• _THE PROBLEM_
Exactly reproduce each line of the listing that follows.

• _DATASET RECORDS_
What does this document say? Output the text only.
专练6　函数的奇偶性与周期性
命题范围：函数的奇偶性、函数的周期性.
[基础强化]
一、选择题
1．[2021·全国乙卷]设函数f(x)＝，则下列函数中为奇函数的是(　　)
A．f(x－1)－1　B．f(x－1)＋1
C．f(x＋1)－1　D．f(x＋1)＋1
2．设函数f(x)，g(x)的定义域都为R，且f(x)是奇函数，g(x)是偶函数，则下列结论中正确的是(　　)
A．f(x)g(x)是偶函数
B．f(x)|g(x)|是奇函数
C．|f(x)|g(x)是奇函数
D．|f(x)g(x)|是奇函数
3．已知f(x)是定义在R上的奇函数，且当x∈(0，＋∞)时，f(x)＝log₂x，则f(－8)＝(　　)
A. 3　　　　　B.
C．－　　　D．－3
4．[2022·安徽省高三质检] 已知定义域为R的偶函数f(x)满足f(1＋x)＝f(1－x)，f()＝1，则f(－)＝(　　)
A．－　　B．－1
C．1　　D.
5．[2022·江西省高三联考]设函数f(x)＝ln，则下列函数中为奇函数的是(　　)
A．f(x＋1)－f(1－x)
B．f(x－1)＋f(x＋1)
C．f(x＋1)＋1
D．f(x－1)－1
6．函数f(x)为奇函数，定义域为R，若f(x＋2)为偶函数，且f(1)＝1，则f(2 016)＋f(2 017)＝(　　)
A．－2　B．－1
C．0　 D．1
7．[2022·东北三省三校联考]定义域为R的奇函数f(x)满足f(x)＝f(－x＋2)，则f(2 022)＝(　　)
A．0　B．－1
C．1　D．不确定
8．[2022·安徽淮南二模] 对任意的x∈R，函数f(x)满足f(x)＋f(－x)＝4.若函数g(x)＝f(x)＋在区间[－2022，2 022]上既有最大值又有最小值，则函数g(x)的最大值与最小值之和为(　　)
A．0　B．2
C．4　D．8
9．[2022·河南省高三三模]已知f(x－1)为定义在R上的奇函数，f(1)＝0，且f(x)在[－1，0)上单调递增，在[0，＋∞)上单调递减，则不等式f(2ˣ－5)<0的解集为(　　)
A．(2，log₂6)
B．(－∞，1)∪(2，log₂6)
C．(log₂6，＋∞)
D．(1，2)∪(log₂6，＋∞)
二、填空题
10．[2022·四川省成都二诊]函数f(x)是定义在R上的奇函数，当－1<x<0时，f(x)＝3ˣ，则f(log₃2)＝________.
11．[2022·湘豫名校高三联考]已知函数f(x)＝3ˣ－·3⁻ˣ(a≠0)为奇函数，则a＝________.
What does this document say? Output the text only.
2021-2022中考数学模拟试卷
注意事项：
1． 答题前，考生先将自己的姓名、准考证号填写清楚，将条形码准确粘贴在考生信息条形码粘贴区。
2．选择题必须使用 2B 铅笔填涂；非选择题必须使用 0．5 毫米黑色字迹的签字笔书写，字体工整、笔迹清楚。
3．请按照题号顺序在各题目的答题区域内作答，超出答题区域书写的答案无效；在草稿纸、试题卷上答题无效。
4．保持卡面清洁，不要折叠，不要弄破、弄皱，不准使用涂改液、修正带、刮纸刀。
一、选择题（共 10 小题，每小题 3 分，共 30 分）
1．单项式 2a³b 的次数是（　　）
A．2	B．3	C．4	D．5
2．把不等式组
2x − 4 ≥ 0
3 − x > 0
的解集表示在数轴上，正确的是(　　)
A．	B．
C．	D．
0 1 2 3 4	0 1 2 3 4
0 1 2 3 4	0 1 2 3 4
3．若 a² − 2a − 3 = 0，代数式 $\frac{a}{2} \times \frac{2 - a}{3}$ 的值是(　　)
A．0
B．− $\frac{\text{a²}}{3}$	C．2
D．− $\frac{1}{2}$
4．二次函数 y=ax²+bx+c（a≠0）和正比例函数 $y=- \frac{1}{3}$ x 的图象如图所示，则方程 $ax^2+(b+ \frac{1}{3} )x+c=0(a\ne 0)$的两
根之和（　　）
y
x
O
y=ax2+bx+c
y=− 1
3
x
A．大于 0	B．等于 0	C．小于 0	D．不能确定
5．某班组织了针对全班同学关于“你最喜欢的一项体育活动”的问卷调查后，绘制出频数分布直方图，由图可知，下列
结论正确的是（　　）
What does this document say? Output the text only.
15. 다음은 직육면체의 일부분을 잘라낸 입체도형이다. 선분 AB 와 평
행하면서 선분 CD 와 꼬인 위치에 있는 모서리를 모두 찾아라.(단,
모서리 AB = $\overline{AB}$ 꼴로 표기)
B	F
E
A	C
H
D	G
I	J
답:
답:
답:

• _FINAL RESULT_
What does this document say? Output the text only.
专练6　函数的奇偶性与周期性
命题范围：函数的奇偶性、函数的周期性.
[基础强化]
一、选择题
1．[2021·全国乙卷]设函数f(x)＝，则下列函数中为奇函数的是(　　)
A．f(x－1)－1　B．f(x－1)＋1
C．f(x＋1)－1　D．f(x＋1)＋1
2．设函数f(x)，g(x)的定义域都为R，且f(x)是奇函数，g(x)是偶函数，则下列结论中正确的是(　　)
A．f(x)g(x)是偶函数
B．f(x)|g(x)|是奇函数
C．|f(x)|g(x)是奇函数
D．|f(x)g(x)|是奇函数
3．已知f(x)是定义在R上的奇函数，且当x∈(0，＋∞)时，f(x)＝log₂x，则f(－8)＝(　　)
A. 3　　　　　B.
C．－　　　D．－3
4．[2022·安徽省高三质检] 已知定义域为R的偶函数f(x)满足f(1＋x)＝f(1－x)，f()＝1，则f(－)＝(　　)
A．－　　B．－1
C．1　　D.
5．[2022·江西省高三联考]设函数f(x)＝ln，则下列函数中为奇函数的是(　　)
A．f(x＋1)－f(1－x)
B．f(x－1)＋f(x＋1)
C．f(x＋1)＋1
D．f(x－1)－1
6．函数f(x)为奇函数，定义域为R，若f(x＋2)为偶函数，且f(1)＝1，则f(2 016)＋f(2 017)＝(　　)
A．－2　B．－1
C．0　 D．1
7．[2022·东北三省三校联考]定义域为R的奇函数f(x)满足f(x)＝f(－x＋2)，则f(2 022)＝(　　)
A．0　B．－1
C．1　D．不确定
8．[2022·安徽淮南二模] 对任意的x∈R，函数f(x)满足f(x)＋f(－x)＝4.若函数g(x)＝f(x)＋在区间[－2022，2 022]上既有最大值又有最小值，则函数g(x)的最大值与最小值之和为(　　)
A．0　B．2
C．4　D．8
9．[2022·河南省高三三模]已知f(x－1)为定义在R上的奇函数，f(1)＝0，且f(x)在[－1，0)上单调递增，在[0，＋∞)上单调递减，则不等式f(2ˣ－5)<0的解集为(　　)
A．(2，log₂6)
B．(－∞，1)∪(2，log₂6)
C．(log₂6，＋∞)
D．(1，2)∪(log₂6，＋∞)
二、填空题
10．[2022·四川省成都二诊]函数f(x)是定义在R上的奇函数，当－1<x<0时，f(x)＝3ˣ，则f(log₃2)＝________.
11．[2022·湘豫名校高三联考]已知函数f(x)＝3ˣ－·3⁻ˣ(a≠0)为奇函数，则a＝________.
What does this document say? Output the text only.
2021-2022中考数学模拟试卷
注意事项：
1． 答题前，考生先将自己的姓名、准考证号填写清楚，将条形码准确粘贴在考生信息条形码粘贴区。
2．选择题必须使用 2B 铅笔填涂；非选择题必须使用 0．5 毫米黑色字迹的签字笔书写，字体工整、笔迹清楚。
3．请按照题号顺序在各题目的答题区域内作答，超出答题区域书写的答案无效；在草稿纸、试题卷上答题无效。
4．保持卡面清洁，不要折叠，不要弄破、弄皱，不准使用涂改液、修正带、刮纸刀。
一、选择题（共 10 小题，每小题 3 分，共 30 分）
1．单项式 2a³b 的次数是（　　）
A．2	B．3	C．4	D．5
2．把不等式组
2x − 4 ≥ 0
3 − x > 0
的解集表示在数轴上，正确的是(　　)
A．	B．
C．	D．
0 1 2 3 4	0 1 2 3 4
0 1 2 3 4	0 1 2 3 4
3．若 a² − 2a − 3 = 0，代数式 $\frac{a}{2} \times \frac{2 - a}{3}$ 的值是(　　)
A．0
B．− $\frac{\text{a²}}{3}$	C．2
D．− $\frac{1}{2}$
4．二次函数 y=ax²+bx+c（a≠0）和正比例函数 $y=- \frac{1}{3}$ x 的图象如图所示，则方程 $ax^2+(b+ \frac{1}{3} )x+c=0(a\ne 0)$的两
根之和（　　）
y
x
O
y=ax2+bx+c
y=− 1
3
x
A．大于 0	B．等于 0	C．小于 0	D．不能确定
5．某班组织了针对全班同学关于“你最喜欢的一项体育活动”的问卷调查后，绘制出频数分布直方图，由图可知，下列
结论正确的是（　　）
What does this document say? Output the text only.
15. 다음은 직육면체의 일부분을 잘라낸 입체도형이다. 선분 AB 와 평
행하면서 선분 CD 와 꼬인 위치에 있는 모서리를 모두 찾아라.(단,
모서리 AB = $\overline{AB}$ 꼴로 표기)
B	F
E
A	C
H
D	G
I	J
답:
답:
답:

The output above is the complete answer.